DIRECTIONS FOR THIS TASK: Every line that includes the word "facebook" is to be listed.

[Entries with figure data]
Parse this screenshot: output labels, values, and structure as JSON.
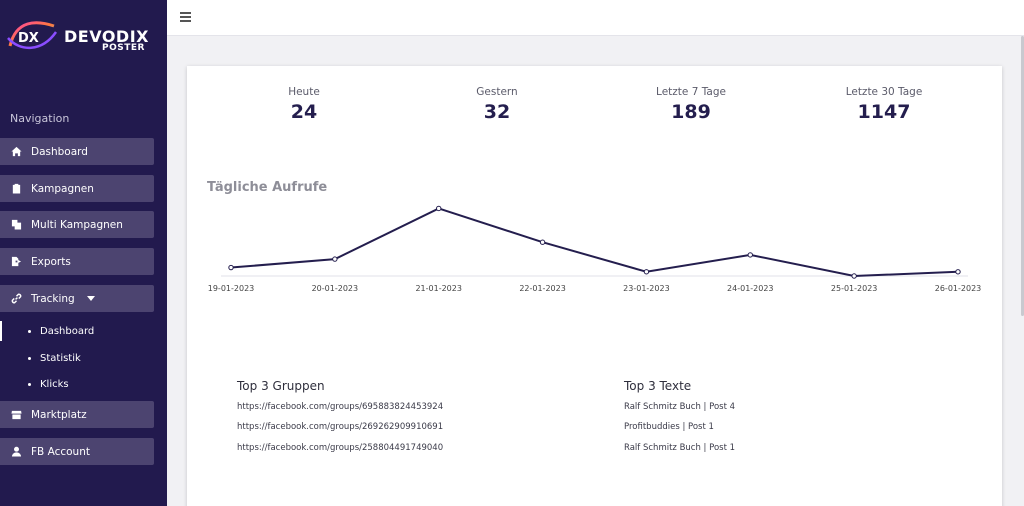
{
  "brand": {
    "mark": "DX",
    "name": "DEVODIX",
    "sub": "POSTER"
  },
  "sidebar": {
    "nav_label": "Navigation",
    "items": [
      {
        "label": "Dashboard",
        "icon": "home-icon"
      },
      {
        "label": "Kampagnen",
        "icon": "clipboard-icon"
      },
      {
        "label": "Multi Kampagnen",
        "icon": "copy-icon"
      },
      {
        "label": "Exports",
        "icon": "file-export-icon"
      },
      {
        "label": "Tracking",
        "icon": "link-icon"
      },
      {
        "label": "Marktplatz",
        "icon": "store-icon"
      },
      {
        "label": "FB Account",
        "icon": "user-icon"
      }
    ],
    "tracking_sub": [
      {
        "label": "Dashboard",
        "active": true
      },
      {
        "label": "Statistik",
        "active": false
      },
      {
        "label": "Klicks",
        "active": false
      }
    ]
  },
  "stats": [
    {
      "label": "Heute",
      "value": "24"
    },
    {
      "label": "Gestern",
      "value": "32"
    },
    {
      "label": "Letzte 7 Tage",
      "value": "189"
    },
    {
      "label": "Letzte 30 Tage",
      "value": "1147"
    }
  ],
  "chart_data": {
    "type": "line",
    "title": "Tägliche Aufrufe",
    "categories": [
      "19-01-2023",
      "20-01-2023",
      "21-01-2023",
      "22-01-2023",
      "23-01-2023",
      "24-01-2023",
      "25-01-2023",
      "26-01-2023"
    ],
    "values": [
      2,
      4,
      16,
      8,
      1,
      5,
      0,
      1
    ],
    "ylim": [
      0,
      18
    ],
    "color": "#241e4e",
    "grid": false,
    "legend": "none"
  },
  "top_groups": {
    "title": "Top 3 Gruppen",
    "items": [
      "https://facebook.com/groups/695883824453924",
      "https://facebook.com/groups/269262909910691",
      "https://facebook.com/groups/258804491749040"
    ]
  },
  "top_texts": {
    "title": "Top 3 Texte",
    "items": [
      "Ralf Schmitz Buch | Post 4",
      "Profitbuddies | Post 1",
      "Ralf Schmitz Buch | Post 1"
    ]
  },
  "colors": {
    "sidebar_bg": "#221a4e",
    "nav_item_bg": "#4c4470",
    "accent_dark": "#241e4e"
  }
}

RESULT:
      "https://facebook.com/groups/695883824453924",
      "https://facebook.com/groups/269262909910691",
      "https://facebook.com/groups/258804491749040"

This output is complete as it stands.